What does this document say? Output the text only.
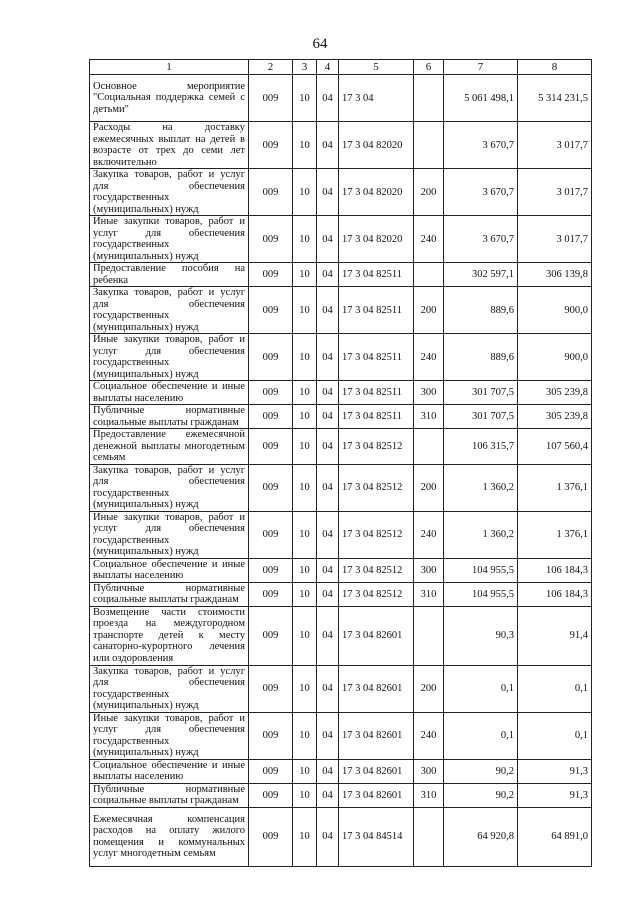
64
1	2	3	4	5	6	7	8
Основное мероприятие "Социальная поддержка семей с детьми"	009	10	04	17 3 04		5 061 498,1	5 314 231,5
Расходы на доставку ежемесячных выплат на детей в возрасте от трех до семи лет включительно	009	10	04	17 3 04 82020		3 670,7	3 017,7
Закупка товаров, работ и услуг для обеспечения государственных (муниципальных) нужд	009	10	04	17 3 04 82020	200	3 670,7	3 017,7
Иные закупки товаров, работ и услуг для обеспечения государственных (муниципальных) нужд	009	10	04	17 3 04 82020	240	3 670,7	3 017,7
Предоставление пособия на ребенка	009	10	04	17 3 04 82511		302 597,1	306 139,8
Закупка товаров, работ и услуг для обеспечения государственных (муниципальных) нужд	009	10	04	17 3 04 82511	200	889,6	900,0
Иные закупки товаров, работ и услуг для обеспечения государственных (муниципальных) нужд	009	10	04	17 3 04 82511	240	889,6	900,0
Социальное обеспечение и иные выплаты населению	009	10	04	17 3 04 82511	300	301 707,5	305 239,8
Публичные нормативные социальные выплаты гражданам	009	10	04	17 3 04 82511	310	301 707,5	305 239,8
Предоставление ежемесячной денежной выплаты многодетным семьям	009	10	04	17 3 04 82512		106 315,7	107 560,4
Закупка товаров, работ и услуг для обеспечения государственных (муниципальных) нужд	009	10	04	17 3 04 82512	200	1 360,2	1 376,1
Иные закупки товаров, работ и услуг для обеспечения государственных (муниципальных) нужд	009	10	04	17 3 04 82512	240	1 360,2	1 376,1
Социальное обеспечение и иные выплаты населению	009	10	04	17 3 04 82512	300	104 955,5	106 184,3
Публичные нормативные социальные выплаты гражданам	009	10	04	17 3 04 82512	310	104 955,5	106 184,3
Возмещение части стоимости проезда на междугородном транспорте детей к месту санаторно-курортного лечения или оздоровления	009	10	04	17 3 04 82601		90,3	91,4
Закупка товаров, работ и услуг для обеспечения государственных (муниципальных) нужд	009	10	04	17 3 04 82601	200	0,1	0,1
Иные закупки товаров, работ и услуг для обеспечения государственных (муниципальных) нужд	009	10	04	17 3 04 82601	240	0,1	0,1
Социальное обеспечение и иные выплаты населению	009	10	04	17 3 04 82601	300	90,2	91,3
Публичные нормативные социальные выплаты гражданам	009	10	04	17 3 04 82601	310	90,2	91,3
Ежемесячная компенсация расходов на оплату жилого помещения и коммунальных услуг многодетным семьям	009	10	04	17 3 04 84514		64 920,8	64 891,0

____

Exercise aim →
Go back to the records above and write them out exactly, without the pictures.

Exercise solution →
What does this document say? Output the text only.
64
1	2	3	4	5	6	7	8
Основное мероприятие "Социальная поддержка семей с детьми"	009	10	04	17 3 04		5 061 498,1	5 314 231,5
Расходы на доставку ежемесячных выплат на детей в возрасте от трех до семи лет включительно	009	10	04	17 3 04 82020		3 670,7	3 017,7
Закупка товаров, работ и услуг для обеспечения государственных (муниципальных) нужд	009	10	04	17 3 04 82020	200	3 670,7	3 017,7
Иные закупки товаров, работ и услуг для обеспечения государственных (муниципальных) нужд	009	10	04	17 3 04 82020	240	3 670,7	3 017,7
Предоставление пособия на ребенка	009	10	04	17 3 04 82511		302 597,1	306 139,8
Закупка товаров, работ и услуг для обеспечения государственных (муниципальных) нужд	009	10	04	17 3 04 82511	200	889,6	900,0
Иные закупки товаров, работ и услуг для обеспечения государственных (муниципальных) нужд	009	10	04	17 3 04 82511	240	889,6	900,0
Социальное обеспечение и иные выплаты населению	009	10	04	17 3 04 82511	300	301 707,5	305 239,8
Публичные нормативные социальные выплаты гражданам	009	10	04	17 3 04 82511	310	301 707,5	305 239,8
Предоставление ежемесячной денежной выплаты многодетным семьям	009	10	04	17 3 04 82512		106 315,7	107 560,4
Закупка товаров, работ и услуг для обеспечения государственных (муниципальных) нужд	009	10	04	17 3 04 82512	200	1 360,2	1 376,1
Иные закупки товаров, работ и услуг для обеспечения государственных (муниципальных) нужд	009	10	04	17 3 04 82512	240	1 360,2	1 376,1
Социальное обеспечение и иные выплаты населению	009	10	04	17 3 04 82512	300	104 955,5	106 184,3
Публичные нормативные социальные выплаты гражданам	009	10	04	17 3 04 82512	310	104 955,5	106 184,3
Возмещение части стоимости проезда на междугородном транспорте детей к месту санаторно-курортного лечения или оздоровления	009	10	04	17 3 04 82601		90,3	91,4
Закупка товаров, работ и услуг для обеспечения государственных (муниципальных) нужд	009	10	04	17 3 04 82601	200	0,1	0,1
Иные закупки товаров, работ и услуг для обеспечения государственных (муниципальных) нужд	009	10	04	17 3 04 82601	240	0,1	0,1
Социальное обеспечение и иные выплаты населению	009	10	04	17 3 04 82601	300	90,2	91,3
Публичные нормативные социальные выплаты гражданам	009	10	04	17 3 04 82601	310	90,2	91,3
Ежемесячная компенсация расходов на оплату жилого помещения и коммунальных услуг многодетным семьям	009	10	04	17 3 04 84514		64 920,8	64 891,0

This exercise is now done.